▶ _Problem details_:
Output each entry that follows exactly. Images stay out.

▶ _Record set_:
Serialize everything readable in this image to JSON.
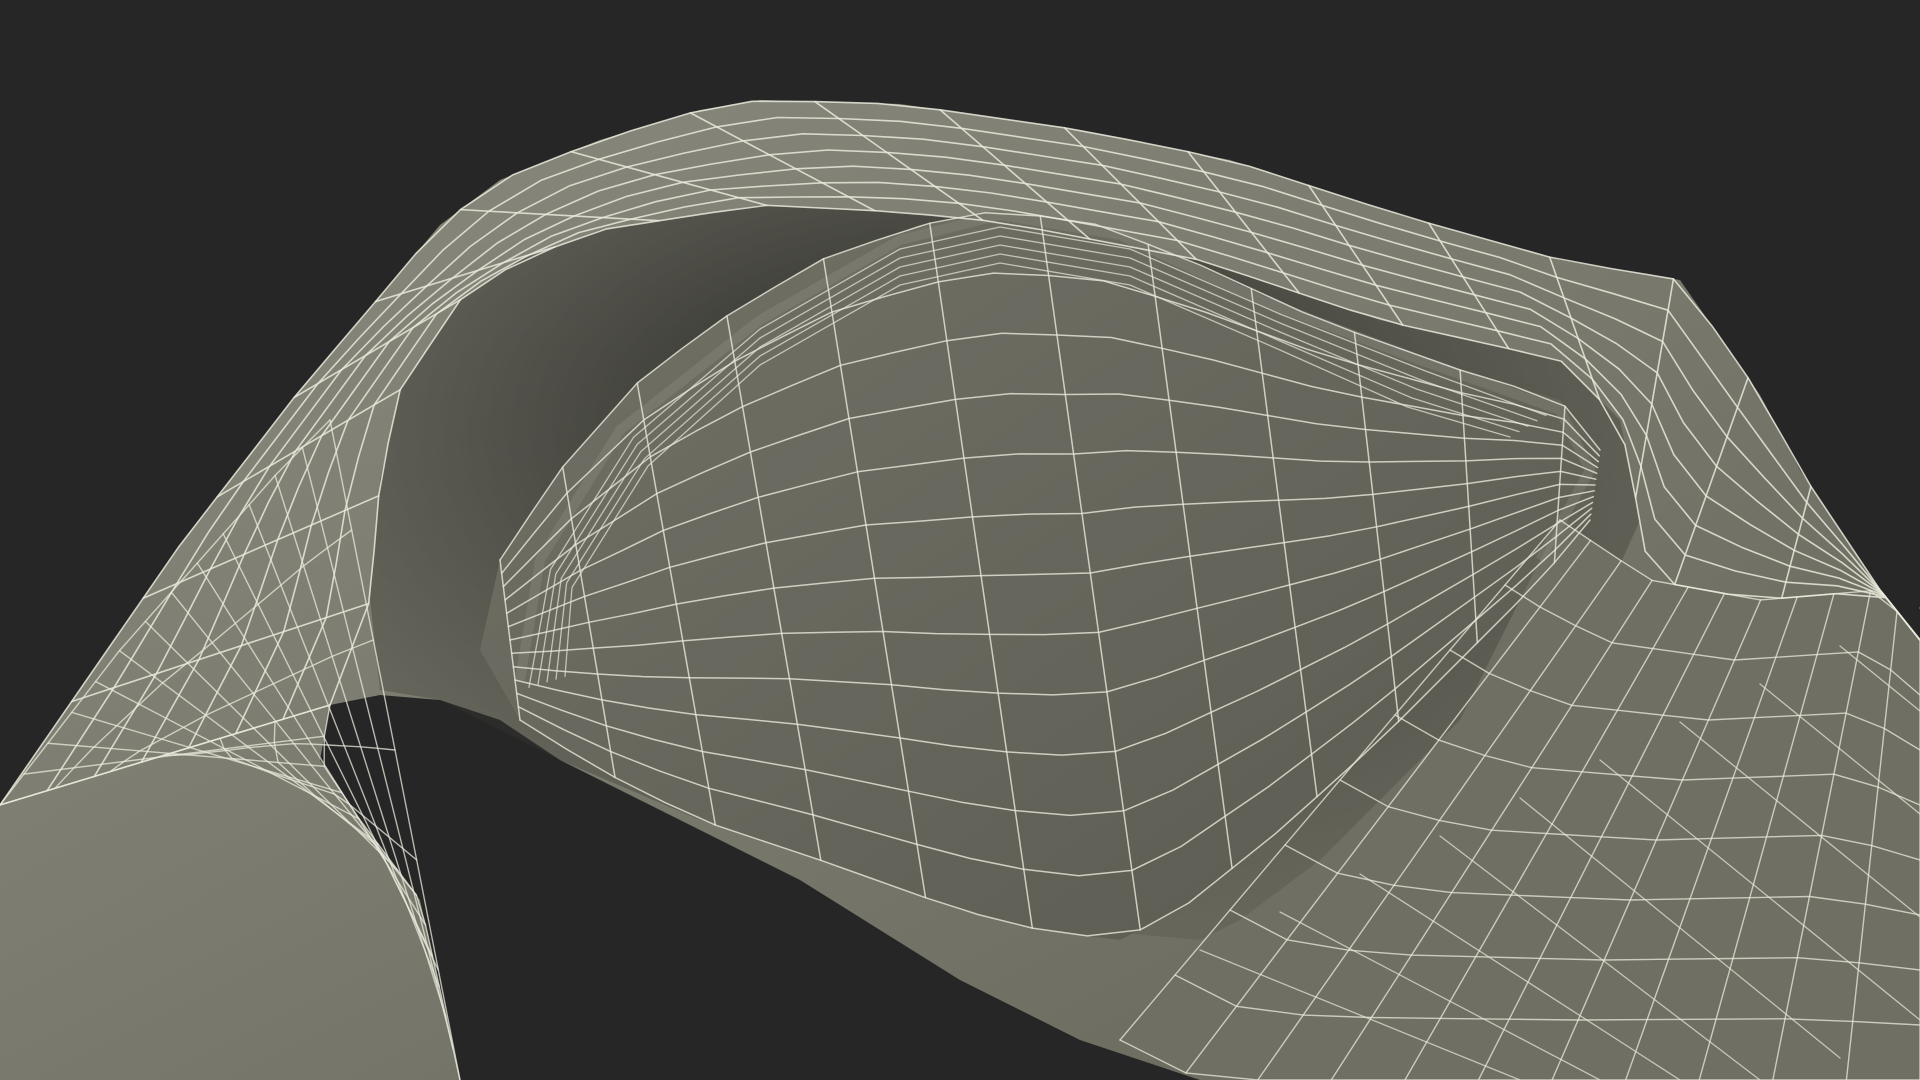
{
  "scene": {
    "background_color": "#262626",
    "surface_color": "#7b7b6f",
    "surface_shadow_color": "#4a4a44",
    "wire_color": "#e9e9dc"
  }
}
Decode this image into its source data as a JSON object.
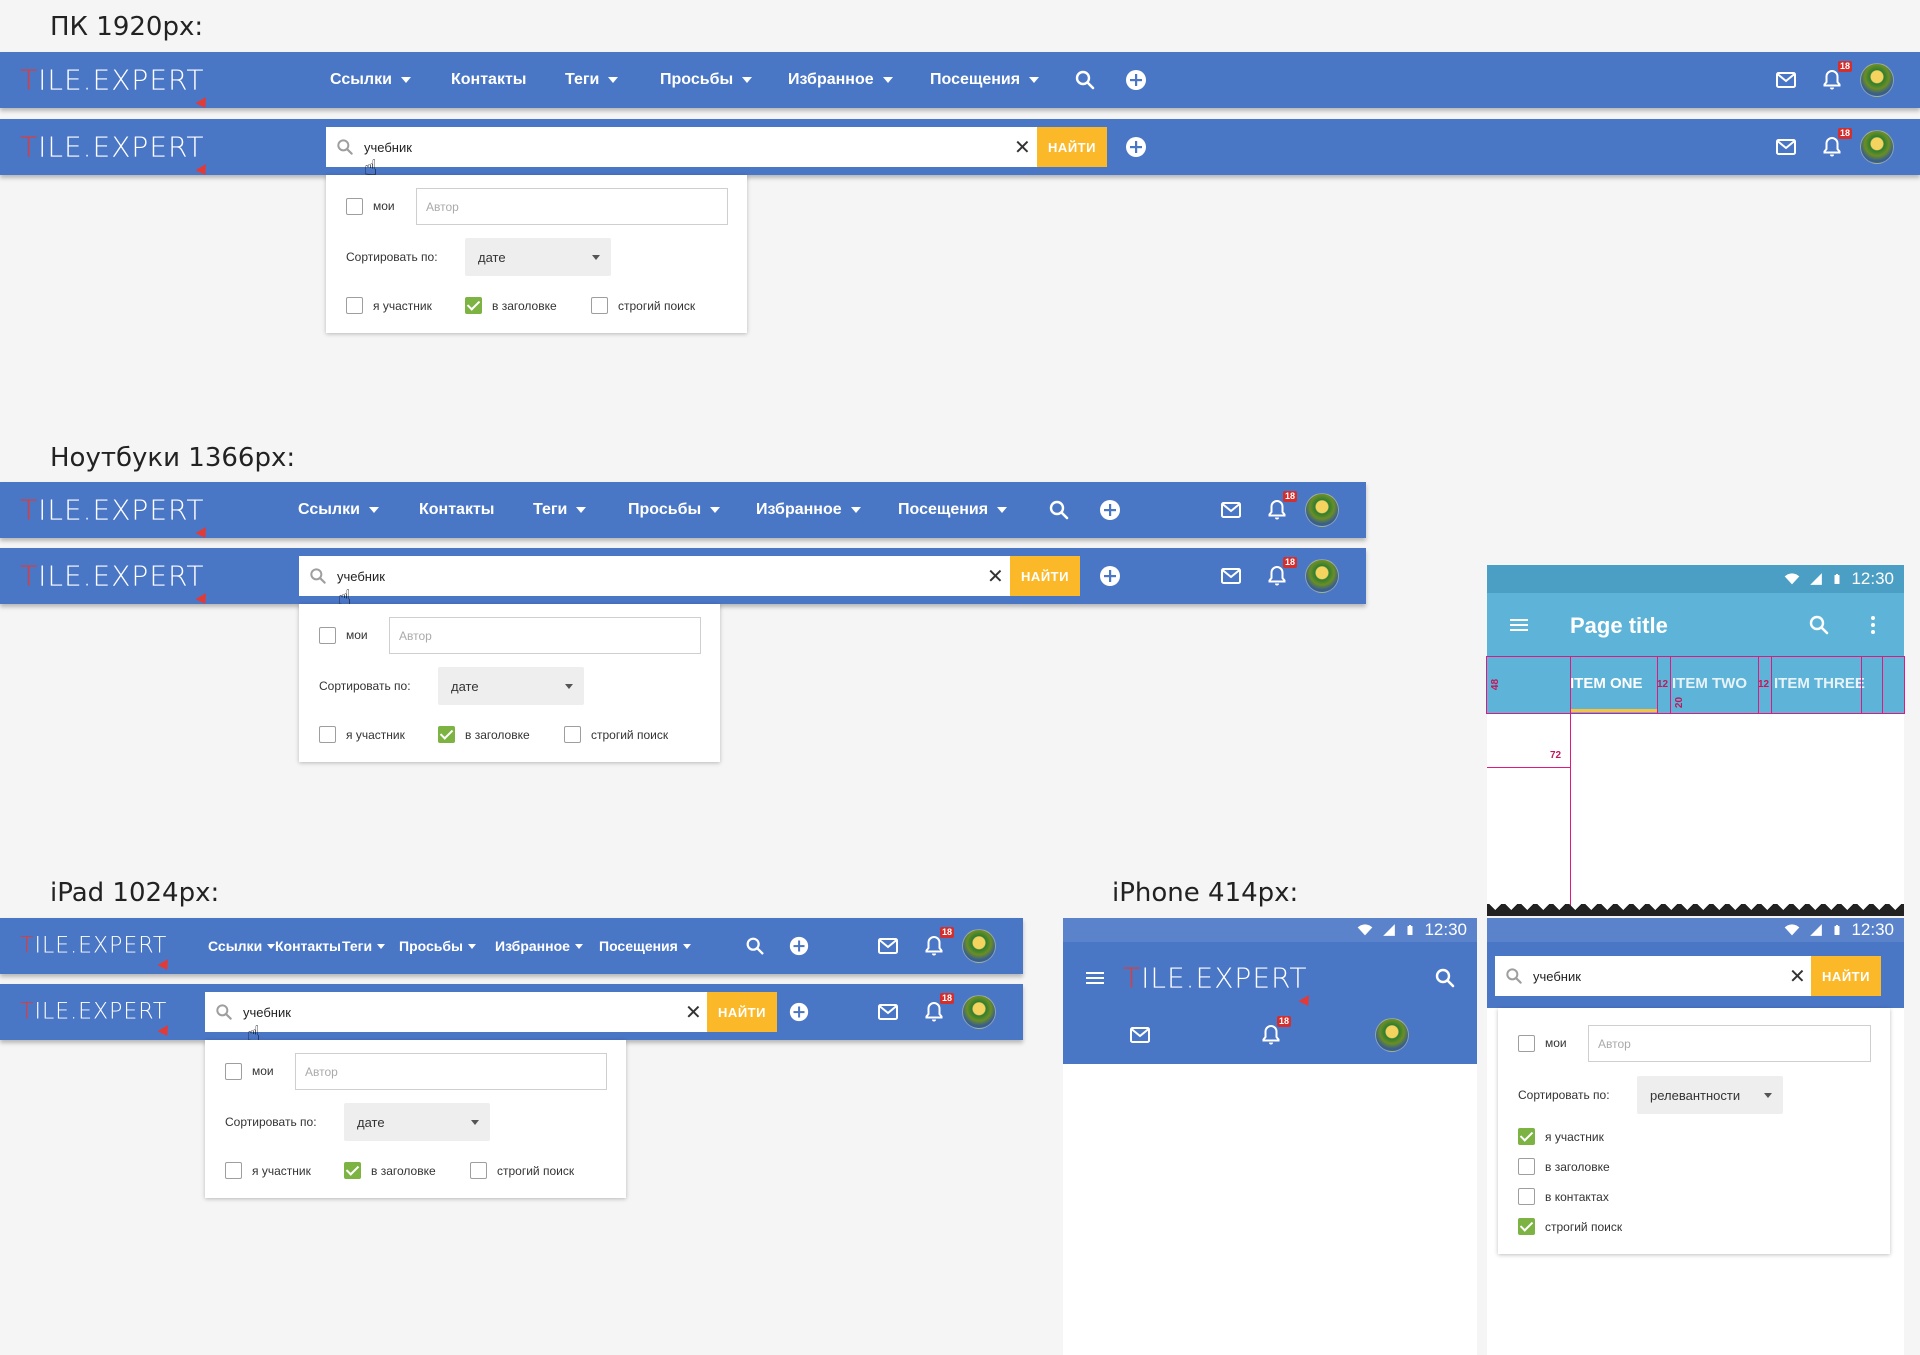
{
  "sections": {
    "pc": "ПК 1920px:",
    "laptop": "Ноутбуки 1366px:",
    "ipad": "iPad 1024px:",
    "iphone": "iPhone 414px:"
  },
  "logo": {
    "first": "T",
    "rest": "ILE.EXPERT"
  },
  "nav": {
    "links": "Ссылки",
    "contacts": "Контакты",
    "tags": "Теги",
    "requests": "Просьбы",
    "favorites": "Избранное",
    "visits": "Посещения"
  },
  "notifications": {
    "count": "18"
  },
  "search": {
    "value": "учебник",
    "find_label": "НАЙТИ",
    "clear": "✕"
  },
  "filters": {
    "mine_label": "мои",
    "author_placeholder": "Автор",
    "sort_label": "Сортировать по:",
    "sort_value": "дате",
    "sort_value_mobile": "релевантности",
    "participant_label": "я участник",
    "in_title_label": "в заголовке",
    "in_contacts_label": "в контактах",
    "strict_label": "строгий поиск"
  },
  "desktop_filter_state": {
    "mine": false,
    "participant": false,
    "in_title": true,
    "strict": false
  },
  "mobile_filter_state": {
    "mine": false,
    "participant": true,
    "in_title": false,
    "in_contacts": false,
    "strict": true
  },
  "android_spec": {
    "time": "12:30",
    "page_title": "Page title",
    "tabs": [
      "ITEM ONE",
      "ITEM TWO",
      "ITEM THREE"
    ],
    "spec_numbers": [
      "48",
      "12",
      "20",
      "12",
      "72"
    ]
  },
  "colors": {
    "header": "#4a76c6",
    "find_button": "#fbb829",
    "checked": "#7cb342",
    "badge": "#d32f2f",
    "spec_appbar": "#5eb3d8",
    "keyline": "#e0197e"
  },
  "icons": [
    "search-icon",
    "add-circle-icon",
    "mail-icon",
    "bell-icon",
    "avatar",
    "menu-icon",
    "more-vert-icon",
    "wifi-icon",
    "signal-icon",
    "battery-icon",
    "close-icon",
    "hand-cursor-icon"
  ]
}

▶ _Result below_:
Serialize everything readable in this image to JSON.
{
  "scene": {
    "background_color": "#262626",
    "surface_color": "#7b7b6f",
    "surface_shadow_color": "#4a4a44",
    "wire_color": "#e9e9dc"
  }
}
Decode this image into its source data as a JSON object.
{
  "sections": {
    "pc": "ПК 1920px:",
    "laptop": "Ноутбуки 1366px:",
    "ipad": "iPad 1024px:",
    "iphone": "iPhone 414px:"
  },
  "logo": {
    "first": "T",
    "rest": "ILE.EXPERT"
  },
  "nav": {
    "links": "Ссылки",
    "contacts": "Контакты",
    "tags": "Теги",
    "requests": "Просьбы",
    "favorites": "Избранное",
    "visits": "Посещения"
  },
  "notifications": {
    "count": "18"
  },
  "search": {
    "value": "учебник",
    "find_label": "НАЙТИ",
    "clear": "✕"
  },
  "filters": {
    "mine_label": "мои",
    "author_placeholder": "Автор",
    "sort_label": "Сортировать по:",
    "sort_value": "дате",
    "sort_value_mobile": "релевантности",
    "participant_label": "я участник",
    "in_title_label": "в заголовке",
    "in_contacts_label": "в контактах",
    "strict_label": "строгий поиск"
  },
  "desktop_filter_state": {
    "mine": false,
    "participant": false,
    "in_title": true,
    "strict": false
  },
  "mobile_filter_state": {
    "mine": false,
    "participant": true,
    "in_title": false,
    "in_contacts": false,
    "strict": true
  },
  "android_spec": {
    "time": "12:30",
    "page_title": "Page title",
    "tabs": [
      "ITEM ONE",
      "ITEM TWO",
      "ITEM THREE"
    ],
    "spec_numbers": [
      "48",
      "12",
      "20",
      "12",
      "72"
    ]
  },
  "colors": {
    "header": "#4a76c6",
    "find_button": "#fbb829",
    "checked": "#7cb342",
    "badge": "#d32f2f",
    "spec_appbar": "#5eb3d8",
    "keyline": "#e0197e"
  },
  "icons": [
    "search-icon",
    "add-circle-icon",
    "mail-icon",
    "bell-icon",
    "avatar",
    "menu-icon",
    "more-vert-icon",
    "wifi-icon",
    "signal-icon",
    "battery-icon",
    "close-icon",
    "hand-cursor-icon"
  ]
}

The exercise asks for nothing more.